- _Work required_: Pick out all lines in the listing holding the string "JSON" and copy them.

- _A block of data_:
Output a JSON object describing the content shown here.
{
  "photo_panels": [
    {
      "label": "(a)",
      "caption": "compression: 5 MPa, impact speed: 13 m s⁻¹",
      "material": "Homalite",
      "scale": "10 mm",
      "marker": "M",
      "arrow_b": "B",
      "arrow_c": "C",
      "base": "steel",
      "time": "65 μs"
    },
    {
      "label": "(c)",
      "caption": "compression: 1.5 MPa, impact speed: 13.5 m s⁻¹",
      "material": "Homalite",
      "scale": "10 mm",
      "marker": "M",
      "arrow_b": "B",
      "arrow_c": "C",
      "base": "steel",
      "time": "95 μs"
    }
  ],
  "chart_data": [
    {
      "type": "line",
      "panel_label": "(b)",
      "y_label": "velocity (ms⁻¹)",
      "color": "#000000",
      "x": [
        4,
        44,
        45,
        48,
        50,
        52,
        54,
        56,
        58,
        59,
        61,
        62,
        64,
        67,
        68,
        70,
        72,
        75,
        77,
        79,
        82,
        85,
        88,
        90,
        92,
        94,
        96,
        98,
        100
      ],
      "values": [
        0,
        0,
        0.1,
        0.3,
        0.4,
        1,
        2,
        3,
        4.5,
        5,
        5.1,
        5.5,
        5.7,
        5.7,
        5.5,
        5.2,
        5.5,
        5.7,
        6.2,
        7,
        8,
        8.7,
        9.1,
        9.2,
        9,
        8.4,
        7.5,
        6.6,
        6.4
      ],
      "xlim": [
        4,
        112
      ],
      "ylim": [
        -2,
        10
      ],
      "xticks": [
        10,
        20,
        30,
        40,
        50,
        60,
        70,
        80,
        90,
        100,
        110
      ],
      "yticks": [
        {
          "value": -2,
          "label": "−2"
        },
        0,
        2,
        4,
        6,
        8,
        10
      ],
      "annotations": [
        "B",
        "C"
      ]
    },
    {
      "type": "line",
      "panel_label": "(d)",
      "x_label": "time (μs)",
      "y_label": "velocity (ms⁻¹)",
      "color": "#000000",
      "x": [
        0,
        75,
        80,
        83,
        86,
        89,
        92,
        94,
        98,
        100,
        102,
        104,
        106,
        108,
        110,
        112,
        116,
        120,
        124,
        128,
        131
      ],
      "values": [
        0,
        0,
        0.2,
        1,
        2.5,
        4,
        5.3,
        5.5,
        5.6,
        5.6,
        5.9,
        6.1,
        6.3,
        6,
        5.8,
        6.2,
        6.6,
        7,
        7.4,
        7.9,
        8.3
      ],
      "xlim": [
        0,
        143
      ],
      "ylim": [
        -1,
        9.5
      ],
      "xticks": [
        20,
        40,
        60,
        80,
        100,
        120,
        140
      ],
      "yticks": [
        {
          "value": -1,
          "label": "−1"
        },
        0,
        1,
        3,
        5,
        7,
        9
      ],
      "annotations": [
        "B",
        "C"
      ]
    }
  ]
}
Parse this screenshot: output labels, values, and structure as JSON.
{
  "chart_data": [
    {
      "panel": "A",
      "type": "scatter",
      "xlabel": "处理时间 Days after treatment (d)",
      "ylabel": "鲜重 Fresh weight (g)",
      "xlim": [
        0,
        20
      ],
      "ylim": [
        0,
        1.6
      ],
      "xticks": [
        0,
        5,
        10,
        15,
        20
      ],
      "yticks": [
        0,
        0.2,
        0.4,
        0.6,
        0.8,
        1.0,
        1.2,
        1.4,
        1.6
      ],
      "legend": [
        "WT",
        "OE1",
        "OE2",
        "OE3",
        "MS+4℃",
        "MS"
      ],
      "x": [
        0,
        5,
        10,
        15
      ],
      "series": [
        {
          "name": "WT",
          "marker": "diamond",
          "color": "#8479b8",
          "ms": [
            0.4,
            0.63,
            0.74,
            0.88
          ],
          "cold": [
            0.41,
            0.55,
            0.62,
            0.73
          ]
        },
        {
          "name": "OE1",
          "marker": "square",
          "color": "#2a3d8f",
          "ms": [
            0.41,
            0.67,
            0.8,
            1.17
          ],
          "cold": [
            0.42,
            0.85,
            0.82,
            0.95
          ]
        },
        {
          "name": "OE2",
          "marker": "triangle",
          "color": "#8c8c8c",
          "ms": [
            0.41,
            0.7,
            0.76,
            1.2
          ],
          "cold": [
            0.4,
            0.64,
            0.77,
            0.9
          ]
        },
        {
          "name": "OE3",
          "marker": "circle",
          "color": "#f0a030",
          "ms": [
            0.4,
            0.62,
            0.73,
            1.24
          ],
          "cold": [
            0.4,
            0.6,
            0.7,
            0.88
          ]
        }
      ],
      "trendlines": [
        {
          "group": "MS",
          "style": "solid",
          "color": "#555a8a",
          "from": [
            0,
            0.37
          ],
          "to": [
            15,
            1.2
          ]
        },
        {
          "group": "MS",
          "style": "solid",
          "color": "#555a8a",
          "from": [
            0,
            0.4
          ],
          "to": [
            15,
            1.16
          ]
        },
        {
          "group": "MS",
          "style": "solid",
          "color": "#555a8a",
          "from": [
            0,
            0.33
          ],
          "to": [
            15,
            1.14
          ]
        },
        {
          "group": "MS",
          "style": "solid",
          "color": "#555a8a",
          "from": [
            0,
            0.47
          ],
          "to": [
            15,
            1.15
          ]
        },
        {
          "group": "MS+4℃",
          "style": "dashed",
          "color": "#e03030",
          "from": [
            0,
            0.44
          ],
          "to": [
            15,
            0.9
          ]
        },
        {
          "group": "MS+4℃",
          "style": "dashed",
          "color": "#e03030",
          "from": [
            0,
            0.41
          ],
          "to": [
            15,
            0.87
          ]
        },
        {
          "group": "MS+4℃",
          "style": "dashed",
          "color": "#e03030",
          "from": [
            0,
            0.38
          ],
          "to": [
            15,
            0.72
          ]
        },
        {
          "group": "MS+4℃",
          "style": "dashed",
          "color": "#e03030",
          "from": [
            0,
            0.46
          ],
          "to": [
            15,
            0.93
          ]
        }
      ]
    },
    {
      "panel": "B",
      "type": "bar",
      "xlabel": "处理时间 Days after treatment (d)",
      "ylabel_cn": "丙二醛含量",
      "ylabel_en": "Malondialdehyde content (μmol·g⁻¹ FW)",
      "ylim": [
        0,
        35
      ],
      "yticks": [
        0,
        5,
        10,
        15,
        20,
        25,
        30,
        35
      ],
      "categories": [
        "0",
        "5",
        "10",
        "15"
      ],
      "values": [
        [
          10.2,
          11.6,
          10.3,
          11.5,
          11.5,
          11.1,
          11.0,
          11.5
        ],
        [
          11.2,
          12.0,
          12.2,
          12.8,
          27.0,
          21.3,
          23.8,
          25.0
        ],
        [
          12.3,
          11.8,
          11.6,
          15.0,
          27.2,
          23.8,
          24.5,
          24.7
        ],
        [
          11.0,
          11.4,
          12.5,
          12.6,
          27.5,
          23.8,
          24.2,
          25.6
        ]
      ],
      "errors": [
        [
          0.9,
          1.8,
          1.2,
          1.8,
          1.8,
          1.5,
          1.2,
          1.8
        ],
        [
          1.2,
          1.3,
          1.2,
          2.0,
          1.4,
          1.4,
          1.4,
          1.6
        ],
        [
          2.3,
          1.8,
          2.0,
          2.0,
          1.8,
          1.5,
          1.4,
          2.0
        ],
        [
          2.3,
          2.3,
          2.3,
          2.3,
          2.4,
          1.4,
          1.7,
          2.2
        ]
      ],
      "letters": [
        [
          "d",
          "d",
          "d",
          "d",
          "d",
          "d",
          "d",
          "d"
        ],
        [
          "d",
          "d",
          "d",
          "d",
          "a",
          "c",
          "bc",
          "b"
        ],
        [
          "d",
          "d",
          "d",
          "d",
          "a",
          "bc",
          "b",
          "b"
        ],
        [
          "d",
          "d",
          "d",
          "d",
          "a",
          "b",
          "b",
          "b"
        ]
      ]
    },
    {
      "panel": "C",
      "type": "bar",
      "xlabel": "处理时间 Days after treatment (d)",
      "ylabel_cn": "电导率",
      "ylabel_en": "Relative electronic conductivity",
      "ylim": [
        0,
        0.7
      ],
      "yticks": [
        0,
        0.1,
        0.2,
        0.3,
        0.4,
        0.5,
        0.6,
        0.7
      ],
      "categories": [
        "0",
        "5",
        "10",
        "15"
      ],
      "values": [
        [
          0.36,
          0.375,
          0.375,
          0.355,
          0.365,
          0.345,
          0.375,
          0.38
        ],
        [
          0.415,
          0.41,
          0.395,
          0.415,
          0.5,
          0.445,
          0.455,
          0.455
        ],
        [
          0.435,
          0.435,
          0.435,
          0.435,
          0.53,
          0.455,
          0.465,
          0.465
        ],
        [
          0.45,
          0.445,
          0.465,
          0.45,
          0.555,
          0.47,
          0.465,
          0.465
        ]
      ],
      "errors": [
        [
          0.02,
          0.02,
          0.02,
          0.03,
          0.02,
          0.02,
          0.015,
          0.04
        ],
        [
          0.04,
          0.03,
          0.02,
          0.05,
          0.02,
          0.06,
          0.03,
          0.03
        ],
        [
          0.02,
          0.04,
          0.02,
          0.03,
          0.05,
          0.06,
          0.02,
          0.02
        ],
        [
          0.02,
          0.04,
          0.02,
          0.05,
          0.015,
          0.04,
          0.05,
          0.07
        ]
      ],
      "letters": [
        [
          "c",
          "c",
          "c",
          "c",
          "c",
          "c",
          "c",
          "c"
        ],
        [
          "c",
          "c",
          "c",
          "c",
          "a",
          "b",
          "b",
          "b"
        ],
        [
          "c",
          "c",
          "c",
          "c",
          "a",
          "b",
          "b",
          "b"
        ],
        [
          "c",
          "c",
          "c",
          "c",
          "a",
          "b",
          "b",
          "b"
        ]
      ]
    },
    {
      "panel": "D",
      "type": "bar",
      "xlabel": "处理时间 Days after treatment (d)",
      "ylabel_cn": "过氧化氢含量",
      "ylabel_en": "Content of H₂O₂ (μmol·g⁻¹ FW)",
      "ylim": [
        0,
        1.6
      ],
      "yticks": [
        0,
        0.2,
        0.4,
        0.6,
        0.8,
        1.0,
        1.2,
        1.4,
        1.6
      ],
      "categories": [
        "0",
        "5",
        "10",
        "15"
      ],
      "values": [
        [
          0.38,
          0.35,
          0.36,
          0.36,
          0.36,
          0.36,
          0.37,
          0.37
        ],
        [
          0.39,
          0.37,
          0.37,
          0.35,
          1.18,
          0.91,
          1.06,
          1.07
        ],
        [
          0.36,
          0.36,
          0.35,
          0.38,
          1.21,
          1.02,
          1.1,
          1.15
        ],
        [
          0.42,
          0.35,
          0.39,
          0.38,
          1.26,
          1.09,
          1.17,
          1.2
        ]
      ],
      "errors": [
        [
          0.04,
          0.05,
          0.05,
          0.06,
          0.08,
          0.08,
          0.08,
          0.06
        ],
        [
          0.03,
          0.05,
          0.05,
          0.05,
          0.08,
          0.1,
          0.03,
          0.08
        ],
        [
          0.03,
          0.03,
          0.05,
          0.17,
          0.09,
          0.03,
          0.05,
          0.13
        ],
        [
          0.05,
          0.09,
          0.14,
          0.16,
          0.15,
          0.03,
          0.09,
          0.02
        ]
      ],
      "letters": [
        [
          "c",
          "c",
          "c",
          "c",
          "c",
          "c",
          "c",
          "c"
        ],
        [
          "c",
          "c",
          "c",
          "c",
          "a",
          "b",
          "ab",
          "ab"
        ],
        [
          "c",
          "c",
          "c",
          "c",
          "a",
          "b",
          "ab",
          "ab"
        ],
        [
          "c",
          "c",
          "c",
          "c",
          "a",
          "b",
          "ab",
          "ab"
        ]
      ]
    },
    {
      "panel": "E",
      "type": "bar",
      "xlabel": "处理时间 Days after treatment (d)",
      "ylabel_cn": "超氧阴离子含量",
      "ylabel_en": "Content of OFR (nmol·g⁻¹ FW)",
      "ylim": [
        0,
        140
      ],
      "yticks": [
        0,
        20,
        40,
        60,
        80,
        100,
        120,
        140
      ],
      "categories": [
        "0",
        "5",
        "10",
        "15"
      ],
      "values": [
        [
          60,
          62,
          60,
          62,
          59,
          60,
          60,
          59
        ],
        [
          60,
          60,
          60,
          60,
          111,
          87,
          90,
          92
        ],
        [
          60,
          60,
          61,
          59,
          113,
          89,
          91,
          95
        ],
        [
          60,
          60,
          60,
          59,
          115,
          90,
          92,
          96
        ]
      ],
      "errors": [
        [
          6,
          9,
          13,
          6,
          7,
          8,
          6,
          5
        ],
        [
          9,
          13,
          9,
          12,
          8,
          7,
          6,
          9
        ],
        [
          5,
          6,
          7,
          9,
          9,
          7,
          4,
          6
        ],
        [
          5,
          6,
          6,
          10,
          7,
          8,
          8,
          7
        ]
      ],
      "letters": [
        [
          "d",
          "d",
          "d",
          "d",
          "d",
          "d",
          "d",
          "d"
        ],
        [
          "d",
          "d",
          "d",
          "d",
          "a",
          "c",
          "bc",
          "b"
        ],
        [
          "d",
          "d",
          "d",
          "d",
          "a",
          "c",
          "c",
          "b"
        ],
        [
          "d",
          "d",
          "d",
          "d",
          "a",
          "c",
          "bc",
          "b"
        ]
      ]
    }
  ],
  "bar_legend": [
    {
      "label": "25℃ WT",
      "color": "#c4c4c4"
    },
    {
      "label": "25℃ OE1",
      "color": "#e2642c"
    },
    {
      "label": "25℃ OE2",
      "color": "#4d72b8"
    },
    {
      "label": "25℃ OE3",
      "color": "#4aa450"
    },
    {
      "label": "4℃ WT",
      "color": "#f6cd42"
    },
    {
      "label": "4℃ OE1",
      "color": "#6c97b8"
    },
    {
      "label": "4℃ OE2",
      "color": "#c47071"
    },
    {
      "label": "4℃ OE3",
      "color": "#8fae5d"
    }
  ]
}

- _Complete response_:
Output a JSON object describing the content shown here.
Parse this screenshot: output labels, values, and structure as JSON.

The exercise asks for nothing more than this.